__RECORDS SHOWN__:
━━━━━━━━━━━━━━━━━━━━

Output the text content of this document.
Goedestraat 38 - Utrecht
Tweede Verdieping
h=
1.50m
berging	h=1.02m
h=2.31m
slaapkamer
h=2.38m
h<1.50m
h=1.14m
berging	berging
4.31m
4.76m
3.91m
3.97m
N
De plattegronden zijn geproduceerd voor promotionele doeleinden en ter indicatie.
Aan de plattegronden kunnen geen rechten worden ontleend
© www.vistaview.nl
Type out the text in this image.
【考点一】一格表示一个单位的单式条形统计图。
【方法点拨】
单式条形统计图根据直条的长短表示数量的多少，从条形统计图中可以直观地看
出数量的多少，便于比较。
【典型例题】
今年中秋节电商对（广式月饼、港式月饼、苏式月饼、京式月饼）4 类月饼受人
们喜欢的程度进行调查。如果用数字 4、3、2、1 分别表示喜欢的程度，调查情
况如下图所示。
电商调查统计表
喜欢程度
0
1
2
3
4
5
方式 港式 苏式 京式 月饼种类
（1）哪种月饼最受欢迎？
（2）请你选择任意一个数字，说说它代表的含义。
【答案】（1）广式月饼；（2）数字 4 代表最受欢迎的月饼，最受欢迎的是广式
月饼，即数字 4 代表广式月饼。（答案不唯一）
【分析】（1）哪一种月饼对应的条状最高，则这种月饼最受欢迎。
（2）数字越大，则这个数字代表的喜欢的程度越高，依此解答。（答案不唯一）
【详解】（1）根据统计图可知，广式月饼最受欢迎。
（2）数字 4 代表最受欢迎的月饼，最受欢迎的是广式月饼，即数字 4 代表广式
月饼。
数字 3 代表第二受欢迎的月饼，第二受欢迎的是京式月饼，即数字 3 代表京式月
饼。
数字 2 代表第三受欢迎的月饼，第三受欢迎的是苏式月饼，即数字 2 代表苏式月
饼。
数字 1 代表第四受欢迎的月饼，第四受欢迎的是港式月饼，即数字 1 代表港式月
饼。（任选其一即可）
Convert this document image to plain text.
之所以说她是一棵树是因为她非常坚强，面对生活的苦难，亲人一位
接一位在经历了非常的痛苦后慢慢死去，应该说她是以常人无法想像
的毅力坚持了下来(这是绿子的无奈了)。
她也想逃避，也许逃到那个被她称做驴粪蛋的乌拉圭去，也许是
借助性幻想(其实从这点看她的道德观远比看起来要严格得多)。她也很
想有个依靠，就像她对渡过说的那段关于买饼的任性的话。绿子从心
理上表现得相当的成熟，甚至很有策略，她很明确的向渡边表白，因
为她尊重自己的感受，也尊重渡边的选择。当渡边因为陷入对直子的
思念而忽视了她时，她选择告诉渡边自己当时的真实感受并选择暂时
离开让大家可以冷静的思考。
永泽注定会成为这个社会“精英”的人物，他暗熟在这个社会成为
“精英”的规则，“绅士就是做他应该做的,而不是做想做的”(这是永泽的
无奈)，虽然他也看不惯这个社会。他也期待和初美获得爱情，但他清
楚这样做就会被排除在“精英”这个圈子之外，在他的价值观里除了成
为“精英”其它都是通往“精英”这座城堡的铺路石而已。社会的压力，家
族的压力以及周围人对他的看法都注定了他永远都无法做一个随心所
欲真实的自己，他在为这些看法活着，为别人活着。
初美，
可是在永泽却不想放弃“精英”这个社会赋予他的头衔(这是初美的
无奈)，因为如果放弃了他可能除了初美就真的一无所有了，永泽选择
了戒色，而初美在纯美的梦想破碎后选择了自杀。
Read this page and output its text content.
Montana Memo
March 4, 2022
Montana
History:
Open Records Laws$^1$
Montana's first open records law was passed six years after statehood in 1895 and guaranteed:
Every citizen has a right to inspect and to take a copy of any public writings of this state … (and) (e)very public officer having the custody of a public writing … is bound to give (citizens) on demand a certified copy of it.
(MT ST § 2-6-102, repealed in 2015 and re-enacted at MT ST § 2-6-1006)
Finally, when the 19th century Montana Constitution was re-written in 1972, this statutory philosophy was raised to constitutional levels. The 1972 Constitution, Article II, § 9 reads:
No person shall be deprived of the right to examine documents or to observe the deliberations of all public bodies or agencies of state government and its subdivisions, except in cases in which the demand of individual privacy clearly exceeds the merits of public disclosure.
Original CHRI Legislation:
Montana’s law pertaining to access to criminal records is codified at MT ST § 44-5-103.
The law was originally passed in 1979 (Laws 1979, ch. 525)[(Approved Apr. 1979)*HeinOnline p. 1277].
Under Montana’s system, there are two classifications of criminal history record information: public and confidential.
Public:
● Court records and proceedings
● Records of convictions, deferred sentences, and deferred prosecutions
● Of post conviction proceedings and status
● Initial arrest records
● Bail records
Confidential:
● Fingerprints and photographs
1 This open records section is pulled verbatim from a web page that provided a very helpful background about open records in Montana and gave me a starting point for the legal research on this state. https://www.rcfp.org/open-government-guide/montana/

━━━━━━━━━━━━━━━━━━━━

__EXERCISE DESCRIPTION__: Transcribe the entire listing above precisely.

__THE RESPONSE__:
Output the text content of this document.
Goedestraat 38 - Utrecht
Tweede Verdieping
h=
1.50m
berging	h=1.02m
h=2.31m
slaapkamer
h=2.38m
h<1.50m
h=1.14m
berging	berging
4.31m
4.76m
3.91m
3.97m
N
De plattegronden zijn geproduceerd voor promotionele doeleinden en ter indicatie.
Aan de plattegronden kunnen geen rechten worden ontleend
© www.vistaview.nl
Type out the text in this image.
【考点一】一格表示一个单位的单式条形统计图。
【方法点拨】
单式条形统计图根据直条的长短表示数量的多少，从条形统计图中可以直观地看
出数量的多少，便于比较。
【典型例题】
今年中秋节电商对（广式月饼、港式月饼、苏式月饼、京式月饼）4 类月饼受人
们喜欢的程度进行调查。如果用数字 4、3、2、1 分别表示喜欢的程度，调查情
况如下图所示。
电商调查统计表
喜欢程度
0
1
2
3
4
5
方式 港式 苏式 京式 月饼种类
（1）哪种月饼最受欢迎？
（2）请你选择任意一个数字，说说它代表的含义。
【答案】（1）广式月饼；（2）数字 4 代表最受欢迎的月饼，最受欢迎的是广式
月饼，即数字 4 代表广式月饼。（答案不唯一）
【分析】（1）哪一种月饼对应的条状最高，则这种月饼最受欢迎。
（2）数字越大，则这个数字代表的喜欢的程度越高，依此解答。（答案不唯一）
【详解】（1）根据统计图可知，广式月饼最受欢迎。
（2）数字 4 代表最受欢迎的月饼，最受欢迎的是广式月饼，即数字 4 代表广式
月饼。
数字 3 代表第二受欢迎的月饼，第二受欢迎的是京式月饼，即数字 3 代表京式月
饼。
数字 2 代表第三受欢迎的月饼，第三受欢迎的是苏式月饼，即数字 2 代表苏式月
饼。
数字 1 代表第四受欢迎的月饼，第四受欢迎的是港式月饼，即数字 1 代表港式月
饼。（任选其一即可）
Convert this document image to plain text.
之所以说她是一棵树是因为她非常坚强，面对生活的苦难，亲人一位
接一位在经历了非常的痛苦后慢慢死去，应该说她是以常人无法想像
的毅力坚持了下来(这是绿子的无奈了)。
她也想逃避，也许逃到那个被她称做驴粪蛋的乌拉圭去，也许是
借助性幻想(其实从这点看她的道德观远比看起来要严格得多)。她也很
想有个依靠，就像她对渡过说的那段关于买饼的任性的话。绿子从心
理上表现得相当的成熟，甚至很有策略，她很明确的向渡边表白，因
为她尊重自己的感受，也尊重渡边的选择。当渡边因为陷入对直子的
思念而忽视了她时，她选择告诉渡边自己当时的真实感受并选择暂时
离开让大家可以冷静的思考。
永泽注定会成为这个社会“精英”的人物，他暗熟在这个社会成为
“精英”的规则，“绅士就是做他应该做的,而不是做想做的”(这是永泽的
无奈)，虽然他也看不惯这个社会。他也期待和初美获得爱情，但他清
楚这样做就会被排除在“精英”这个圈子之外，在他的价值观里除了成
为“精英”其它都是通往“精英”这座城堡的铺路石而已。社会的压力，家
族的压力以及周围人对他的看法都注定了他永远都无法做一个随心所
欲真实的自己，他在为这些看法活着，为别人活着。
初美，
可是在永泽却不想放弃“精英”这个社会赋予他的头衔(这是初美的
无奈)，因为如果放弃了他可能除了初美就真的一无所有了，永泽选择
了戒色，而初美在纯美的梦想破碎后选择了自杀。
Read this page and output its text content.
Montana Memo
March 4, 2022
Montana
History:
Open Records Laws$^1$
Montana's first open records law was passed six years after statehood in 1895 and guaranteed:
Every citizen has a right to inspect and to take a copy of any public writings of this state … (and) (e)very public officer having the custody of a public writing … is bound to give (citizens) on demand a certified copy of it.
(MT ST § 2-6-102, repealed in 2015 and re-enacted at MT ST § 2-6-1006)
Finally, when the 19th century Montana Constitution was re-written in 1972, this statutory philosophy was raised to constitutional levels. The 1972 Constitution, Article II, § 9 reads:
No person shall be deprived of the right to examine documents or to observe the deliberations of all public bodies or agencies of state government and its subdivisions, except in cases in which the demand of individual privacy clearly exceeds the merits of public disclosure.
Original CHRI Legislation:
Montana’s law pertaining to access to criminal records is codified at MT ST § 44-5-103.
The law was originally passed in 1979 (Laws 1979, ch. 525)[(Approved Apr. 1979)*HeinOnline p. 1277].
Under Montana’s system, there are two classifications of criminal history record information: public and confidential.
Public:
● Court records and proceedings
● Records of convictions, deferred sentences, and deferred prosecutions
● Of post conviction proceedings and status
● Initial arrest records
● Bail records
Confidential:
● Fingerprints and photographs
1 This open records section is pulled verbatim from a web page that provided a very helpful background about open records in Montana and gave me a starting point for the legal research on this state. https://www.rcfp.org/open-government-guide/montana/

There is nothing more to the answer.